== Task objective ==
The listing below must be repeated word for word, with its images excluded.

── Given records

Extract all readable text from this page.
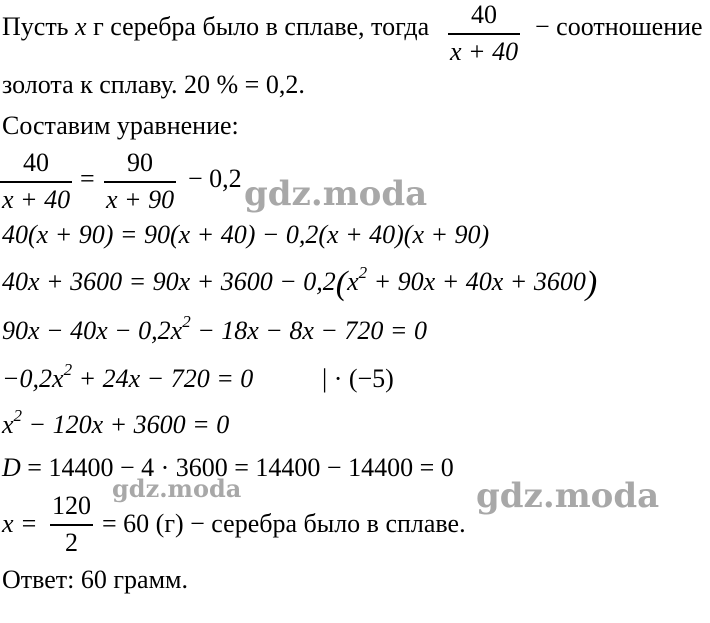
Пусть x г серебра было в сплаве, тогда	40
x + 40
− соотношение
золота к сплаву. 20 % = 0,2.
Составим уравнение:
40
x + 40
=
90
x + 90
− 0,2
40(x + 90) = 90(x + 40) − 0,2(x + 40)(x + 90)
$40x + 3600 = 90x + 3600 - 0,2(x^2 + 90x + 40x + 3600)$
$90x - 40x - 0,2x^2 - 18x - 8x - 720 = 0$
$-0,2x^2 + 24x - 720 = 0$	| · (−5)
$x^2 - 120x + 3600 = 0$
D = 14400 − 4 · 3600 = 14400 − 14400 = 0
x =
120
2
= 60 (г) − серебра было в сплаве.
Ответ: 60 грамм.
gdz.moda
gdz.moda	gdz.moda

────

== Answer to the problem ==
Extract all readable text from this page.
Пусть x г серебра было в сплаве, тогда	40
x + 40
− соотношение
золота к сплаву. 20 % = 0,2.
Составим уравнение:
40
x + 40
=
90
x + 90
− 0,2
40(x + 90) = 90(x + 40) − 0,2(x + 40)(x + 90)
$40x + 3600 = 90x + 3600 - 0,2(x^2 + 90x + 40x + 3600)$
$90x - 40x - 0,2x^2 - 18x - 8x - 720 = 0$
$-0,2x^2 + 24x - 720 = 0$	| · (−5)
$x^2 - 120x + 3600 = 0$
D = 14400 − 4 · 3600 = 14400 − 14400 = 0
x =
120
2
= 60 (г) − серебра было в сплаве.
Ответ: 60 грамм.
gdz.moda
gdz.moda	gdz.moda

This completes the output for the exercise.